### Material provided
────────

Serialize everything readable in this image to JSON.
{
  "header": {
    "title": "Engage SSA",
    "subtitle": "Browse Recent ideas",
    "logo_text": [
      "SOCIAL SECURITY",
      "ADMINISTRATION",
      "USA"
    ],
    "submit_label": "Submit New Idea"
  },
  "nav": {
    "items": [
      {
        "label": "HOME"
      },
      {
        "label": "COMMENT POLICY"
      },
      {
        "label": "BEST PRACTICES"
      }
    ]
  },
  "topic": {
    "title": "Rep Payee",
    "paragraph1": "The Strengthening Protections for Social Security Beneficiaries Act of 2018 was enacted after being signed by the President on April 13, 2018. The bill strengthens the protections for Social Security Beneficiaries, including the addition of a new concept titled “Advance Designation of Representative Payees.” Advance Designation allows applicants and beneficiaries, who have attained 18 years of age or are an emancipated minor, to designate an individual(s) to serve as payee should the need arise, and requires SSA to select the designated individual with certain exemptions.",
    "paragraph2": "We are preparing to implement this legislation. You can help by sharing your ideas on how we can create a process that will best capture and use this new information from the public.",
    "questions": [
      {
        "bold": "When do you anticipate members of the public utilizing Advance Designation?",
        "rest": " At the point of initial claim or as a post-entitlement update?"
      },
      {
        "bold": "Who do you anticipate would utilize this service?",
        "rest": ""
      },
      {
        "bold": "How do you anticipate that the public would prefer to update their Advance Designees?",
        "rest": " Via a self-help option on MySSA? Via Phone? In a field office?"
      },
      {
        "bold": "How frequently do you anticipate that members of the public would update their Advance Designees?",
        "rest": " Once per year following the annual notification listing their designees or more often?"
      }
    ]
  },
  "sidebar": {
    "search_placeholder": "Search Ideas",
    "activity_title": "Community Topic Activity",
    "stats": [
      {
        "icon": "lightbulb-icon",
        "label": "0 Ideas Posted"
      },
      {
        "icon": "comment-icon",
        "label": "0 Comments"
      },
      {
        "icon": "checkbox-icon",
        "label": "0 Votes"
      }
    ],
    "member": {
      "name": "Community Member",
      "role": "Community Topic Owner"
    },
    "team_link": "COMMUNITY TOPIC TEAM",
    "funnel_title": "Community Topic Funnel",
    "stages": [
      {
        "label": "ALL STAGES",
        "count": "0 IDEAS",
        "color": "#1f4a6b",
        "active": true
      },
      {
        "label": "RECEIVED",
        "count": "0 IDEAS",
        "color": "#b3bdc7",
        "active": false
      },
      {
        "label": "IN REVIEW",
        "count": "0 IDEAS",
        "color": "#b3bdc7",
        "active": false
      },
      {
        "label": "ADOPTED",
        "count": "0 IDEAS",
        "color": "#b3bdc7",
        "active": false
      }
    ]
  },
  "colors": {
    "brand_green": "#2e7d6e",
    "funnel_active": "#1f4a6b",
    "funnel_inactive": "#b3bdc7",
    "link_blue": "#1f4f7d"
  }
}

────────

### Written request
Report the number of lines of the listing above that hold the string "would", with no other text.

### Complete response
3